WORKING DATA
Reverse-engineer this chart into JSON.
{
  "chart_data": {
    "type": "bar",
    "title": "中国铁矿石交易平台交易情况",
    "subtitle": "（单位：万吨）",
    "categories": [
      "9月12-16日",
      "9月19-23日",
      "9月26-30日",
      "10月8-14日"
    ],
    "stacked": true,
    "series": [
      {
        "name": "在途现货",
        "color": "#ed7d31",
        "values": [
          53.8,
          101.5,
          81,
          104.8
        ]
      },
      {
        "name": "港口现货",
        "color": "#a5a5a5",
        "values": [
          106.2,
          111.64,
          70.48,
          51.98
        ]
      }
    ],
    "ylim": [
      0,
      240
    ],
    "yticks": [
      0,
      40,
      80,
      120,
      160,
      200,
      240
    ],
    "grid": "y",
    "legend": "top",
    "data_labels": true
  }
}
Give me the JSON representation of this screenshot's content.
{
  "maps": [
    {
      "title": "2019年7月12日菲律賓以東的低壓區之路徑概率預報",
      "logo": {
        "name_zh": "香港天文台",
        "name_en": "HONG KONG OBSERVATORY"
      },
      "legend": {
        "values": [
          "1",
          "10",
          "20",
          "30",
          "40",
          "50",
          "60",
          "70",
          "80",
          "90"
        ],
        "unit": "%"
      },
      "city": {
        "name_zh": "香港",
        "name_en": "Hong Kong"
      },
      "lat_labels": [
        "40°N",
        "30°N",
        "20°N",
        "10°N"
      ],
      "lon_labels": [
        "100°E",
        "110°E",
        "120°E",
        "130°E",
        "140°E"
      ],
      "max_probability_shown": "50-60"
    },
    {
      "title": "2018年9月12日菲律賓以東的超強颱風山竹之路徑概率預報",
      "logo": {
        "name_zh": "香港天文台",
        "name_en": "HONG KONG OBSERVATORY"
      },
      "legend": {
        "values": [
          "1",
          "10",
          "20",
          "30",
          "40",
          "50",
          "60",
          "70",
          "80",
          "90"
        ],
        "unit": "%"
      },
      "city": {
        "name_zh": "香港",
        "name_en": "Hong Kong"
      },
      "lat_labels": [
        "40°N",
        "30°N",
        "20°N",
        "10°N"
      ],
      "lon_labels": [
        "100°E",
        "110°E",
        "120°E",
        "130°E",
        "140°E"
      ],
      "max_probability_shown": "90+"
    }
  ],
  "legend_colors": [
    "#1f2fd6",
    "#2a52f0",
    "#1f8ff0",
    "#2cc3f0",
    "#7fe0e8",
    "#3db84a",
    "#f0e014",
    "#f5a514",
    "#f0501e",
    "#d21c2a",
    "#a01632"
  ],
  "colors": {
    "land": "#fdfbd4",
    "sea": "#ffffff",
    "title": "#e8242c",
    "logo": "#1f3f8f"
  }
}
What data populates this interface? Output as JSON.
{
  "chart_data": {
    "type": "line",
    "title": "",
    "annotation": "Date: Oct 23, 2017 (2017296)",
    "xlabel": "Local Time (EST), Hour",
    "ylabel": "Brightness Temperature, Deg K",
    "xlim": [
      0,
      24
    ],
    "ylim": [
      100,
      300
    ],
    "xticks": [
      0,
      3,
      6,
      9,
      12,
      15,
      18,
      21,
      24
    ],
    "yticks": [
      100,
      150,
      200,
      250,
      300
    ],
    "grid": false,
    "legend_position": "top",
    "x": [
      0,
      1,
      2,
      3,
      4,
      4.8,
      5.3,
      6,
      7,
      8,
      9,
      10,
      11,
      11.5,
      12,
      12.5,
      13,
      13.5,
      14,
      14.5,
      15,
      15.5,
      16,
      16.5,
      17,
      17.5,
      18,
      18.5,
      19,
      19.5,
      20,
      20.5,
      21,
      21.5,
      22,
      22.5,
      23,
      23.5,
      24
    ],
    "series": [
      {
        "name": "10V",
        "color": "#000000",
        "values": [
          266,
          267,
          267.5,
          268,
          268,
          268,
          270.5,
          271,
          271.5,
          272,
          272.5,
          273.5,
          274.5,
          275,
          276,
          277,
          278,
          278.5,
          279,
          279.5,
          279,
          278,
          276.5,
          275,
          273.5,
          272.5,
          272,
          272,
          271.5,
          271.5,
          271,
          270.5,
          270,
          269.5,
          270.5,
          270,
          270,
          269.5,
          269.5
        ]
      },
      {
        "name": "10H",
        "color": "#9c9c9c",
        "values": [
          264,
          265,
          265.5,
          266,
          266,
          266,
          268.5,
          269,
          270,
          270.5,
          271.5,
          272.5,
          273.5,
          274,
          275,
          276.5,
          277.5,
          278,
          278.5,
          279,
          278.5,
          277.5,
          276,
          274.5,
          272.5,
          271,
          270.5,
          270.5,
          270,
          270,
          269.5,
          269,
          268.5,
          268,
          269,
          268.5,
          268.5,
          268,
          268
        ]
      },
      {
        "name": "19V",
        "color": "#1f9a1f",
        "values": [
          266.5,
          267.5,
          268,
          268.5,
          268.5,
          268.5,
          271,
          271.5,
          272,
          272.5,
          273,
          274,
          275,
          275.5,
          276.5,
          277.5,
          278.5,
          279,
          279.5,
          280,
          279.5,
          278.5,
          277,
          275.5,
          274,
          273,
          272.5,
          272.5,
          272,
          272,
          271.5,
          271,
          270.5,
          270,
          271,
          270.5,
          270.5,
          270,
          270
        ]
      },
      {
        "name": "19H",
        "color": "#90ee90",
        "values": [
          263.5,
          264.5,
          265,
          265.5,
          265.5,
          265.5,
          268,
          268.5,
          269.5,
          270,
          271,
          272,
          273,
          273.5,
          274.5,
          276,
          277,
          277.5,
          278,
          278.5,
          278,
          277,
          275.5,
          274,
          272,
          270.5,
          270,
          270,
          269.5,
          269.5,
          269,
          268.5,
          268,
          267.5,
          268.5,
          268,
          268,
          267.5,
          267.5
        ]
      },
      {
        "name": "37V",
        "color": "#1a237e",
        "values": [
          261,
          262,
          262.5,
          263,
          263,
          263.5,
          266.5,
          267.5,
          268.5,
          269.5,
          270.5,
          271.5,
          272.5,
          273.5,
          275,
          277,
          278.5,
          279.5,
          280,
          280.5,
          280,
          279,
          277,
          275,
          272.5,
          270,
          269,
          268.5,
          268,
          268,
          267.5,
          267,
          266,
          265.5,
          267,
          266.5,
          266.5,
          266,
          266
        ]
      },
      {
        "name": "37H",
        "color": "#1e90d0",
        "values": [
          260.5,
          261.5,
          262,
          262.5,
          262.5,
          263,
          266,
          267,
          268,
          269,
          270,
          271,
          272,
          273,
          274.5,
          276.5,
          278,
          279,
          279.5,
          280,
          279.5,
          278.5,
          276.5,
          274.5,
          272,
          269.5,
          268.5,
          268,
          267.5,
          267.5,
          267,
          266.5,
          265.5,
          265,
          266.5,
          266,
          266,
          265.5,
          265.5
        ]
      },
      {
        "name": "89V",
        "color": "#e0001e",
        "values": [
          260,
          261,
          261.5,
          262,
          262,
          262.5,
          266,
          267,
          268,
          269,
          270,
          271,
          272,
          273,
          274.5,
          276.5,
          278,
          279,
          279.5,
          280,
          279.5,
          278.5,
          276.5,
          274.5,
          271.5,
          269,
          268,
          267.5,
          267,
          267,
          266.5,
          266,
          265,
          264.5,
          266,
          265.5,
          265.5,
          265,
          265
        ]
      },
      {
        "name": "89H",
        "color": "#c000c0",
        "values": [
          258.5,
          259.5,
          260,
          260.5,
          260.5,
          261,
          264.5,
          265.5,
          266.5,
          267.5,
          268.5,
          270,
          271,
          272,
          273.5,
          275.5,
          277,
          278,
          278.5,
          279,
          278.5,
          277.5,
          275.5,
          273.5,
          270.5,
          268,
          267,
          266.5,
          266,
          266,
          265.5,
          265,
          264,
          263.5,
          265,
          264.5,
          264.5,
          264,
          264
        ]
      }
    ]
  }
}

WORK REQUIRED
Every line holding "this" should be copied out.

RESPONSE
Reverse-engineer this chart into JSON.
Give me the JSON representation of this screenshot's content.
What data populates this interface? Output as JSON.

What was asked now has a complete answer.